=== RECORDS SUPPLIED ===
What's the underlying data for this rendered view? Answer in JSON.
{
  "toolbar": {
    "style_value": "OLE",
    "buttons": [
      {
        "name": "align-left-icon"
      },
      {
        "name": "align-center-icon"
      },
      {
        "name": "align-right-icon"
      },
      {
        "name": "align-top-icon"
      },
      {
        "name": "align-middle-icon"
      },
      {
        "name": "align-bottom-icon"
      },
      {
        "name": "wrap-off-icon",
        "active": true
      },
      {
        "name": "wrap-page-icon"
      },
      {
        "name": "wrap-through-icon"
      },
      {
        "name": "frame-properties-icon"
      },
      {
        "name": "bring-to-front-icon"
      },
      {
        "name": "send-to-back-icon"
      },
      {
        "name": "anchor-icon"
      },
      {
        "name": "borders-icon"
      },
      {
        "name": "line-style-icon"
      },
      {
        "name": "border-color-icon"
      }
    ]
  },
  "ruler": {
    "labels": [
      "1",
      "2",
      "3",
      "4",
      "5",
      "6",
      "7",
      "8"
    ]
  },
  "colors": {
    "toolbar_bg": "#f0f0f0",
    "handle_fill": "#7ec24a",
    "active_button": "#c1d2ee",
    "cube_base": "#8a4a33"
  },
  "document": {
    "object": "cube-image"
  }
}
===
- _DO THIS_
Every record should be repeated exactly; please leave none out.

- _EXERCISE RESULT_
What's the underlying data for this rendered view? Answer in JSON.
{
  "toolbar": {
    "style_value": "OLE",
    "buttons": [
      {
        "name": "align-left-icon"
      },
      {
        "name": "align-center-icon"
      },
      {
        "name": "align-right-icon"
      },
      {
        "name": "align-top-icon"
      },
      {
        "name": "align-middle-icon"
      },
      {
        "name": "align-bottom-icon"
      },
      {
        "name": "wrap-off-icon",
        "active": true
      },
      {
        "name": "wrap-page-icon"
      },
      {
        "name": "wrap-through-icon"
      },
      {
        "name": "frame-properties-icon"
      },
      {
        "name": "bring-to-front-icon"
      },
      {
        "name": "send-to-back-icon"
      },
      {
        "name": "anchor-icon"
      },
      {
        "name": "borders-icon"
      },
      {
        "name": "line-style-icon"
      },
      {
        "name": "border-color-icon"
      }
    ]
  },
  "ruler": {
    "labels": [
      "1",
      "2",
      "3",
      "4",
      "5",
      "6",
      "7",
      "8"
    ]
  },
  "colors": {
    "toolbar_bg": "#f0f0f0",
    "handle_fill": "#7ec24a",
    "active_button": "#c1d2ee",
    "cube_base": "#8a4a33"
  },
  "document": {
    "object": "cube-image"
  }
}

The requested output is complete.